**SOURCE DATA:**

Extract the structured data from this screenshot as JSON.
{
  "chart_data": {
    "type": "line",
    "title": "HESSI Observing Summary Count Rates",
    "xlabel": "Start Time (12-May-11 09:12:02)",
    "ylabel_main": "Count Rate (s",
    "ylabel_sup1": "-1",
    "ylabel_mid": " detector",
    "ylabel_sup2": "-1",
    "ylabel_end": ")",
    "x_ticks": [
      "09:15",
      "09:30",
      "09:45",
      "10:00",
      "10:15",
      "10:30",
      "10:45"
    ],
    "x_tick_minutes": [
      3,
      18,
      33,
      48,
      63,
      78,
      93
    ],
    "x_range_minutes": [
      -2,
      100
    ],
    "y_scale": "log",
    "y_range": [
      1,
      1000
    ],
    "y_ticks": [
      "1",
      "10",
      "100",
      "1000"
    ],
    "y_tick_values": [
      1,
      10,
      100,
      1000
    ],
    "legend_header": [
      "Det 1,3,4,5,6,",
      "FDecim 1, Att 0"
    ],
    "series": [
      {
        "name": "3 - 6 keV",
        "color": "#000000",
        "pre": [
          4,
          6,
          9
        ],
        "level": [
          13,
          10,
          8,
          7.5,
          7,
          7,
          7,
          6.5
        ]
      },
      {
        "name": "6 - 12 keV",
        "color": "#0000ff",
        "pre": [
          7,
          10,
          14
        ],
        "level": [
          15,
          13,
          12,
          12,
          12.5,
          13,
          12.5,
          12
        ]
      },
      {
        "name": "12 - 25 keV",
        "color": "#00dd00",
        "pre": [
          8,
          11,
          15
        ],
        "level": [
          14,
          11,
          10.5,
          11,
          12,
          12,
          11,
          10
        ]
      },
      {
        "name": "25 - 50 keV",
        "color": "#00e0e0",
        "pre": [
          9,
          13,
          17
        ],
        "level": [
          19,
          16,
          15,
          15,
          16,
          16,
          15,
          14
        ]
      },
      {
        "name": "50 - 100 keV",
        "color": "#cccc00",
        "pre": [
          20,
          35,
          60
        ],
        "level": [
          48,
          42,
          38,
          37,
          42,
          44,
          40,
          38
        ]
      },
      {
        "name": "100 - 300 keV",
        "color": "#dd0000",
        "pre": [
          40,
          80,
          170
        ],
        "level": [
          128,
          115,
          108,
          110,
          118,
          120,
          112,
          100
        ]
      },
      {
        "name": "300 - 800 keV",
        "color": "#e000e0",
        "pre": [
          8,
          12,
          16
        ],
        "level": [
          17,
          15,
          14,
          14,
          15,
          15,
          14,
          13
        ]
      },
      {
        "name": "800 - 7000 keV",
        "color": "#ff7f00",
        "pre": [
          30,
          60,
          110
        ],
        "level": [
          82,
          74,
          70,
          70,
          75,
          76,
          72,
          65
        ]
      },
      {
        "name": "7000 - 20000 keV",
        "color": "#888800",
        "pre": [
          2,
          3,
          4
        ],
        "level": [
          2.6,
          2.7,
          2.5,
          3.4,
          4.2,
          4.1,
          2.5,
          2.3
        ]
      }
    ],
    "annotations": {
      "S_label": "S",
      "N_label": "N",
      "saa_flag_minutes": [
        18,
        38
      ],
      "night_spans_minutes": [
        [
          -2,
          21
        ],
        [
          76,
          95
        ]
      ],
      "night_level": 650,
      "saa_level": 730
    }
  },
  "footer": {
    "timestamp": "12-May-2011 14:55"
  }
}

**WHAT THIS TASK INVOLVES:**
Look over the listing above. Pick out and copy every line that includes "name".

**RESULT OF THE TASK:**
        "name": "3 - 6 keV",
        "name": "6 - 12 keV",
        "name": "12 - 25 keV",
        "name": "25 - 50 keV",
        "name": "50 - 100 keV",
        "name": "100 - 300 keV",
        "name": "300 - 800 keV",
        "name": "800 - 7000 keV",
        "name": "7000 - 20000 keV",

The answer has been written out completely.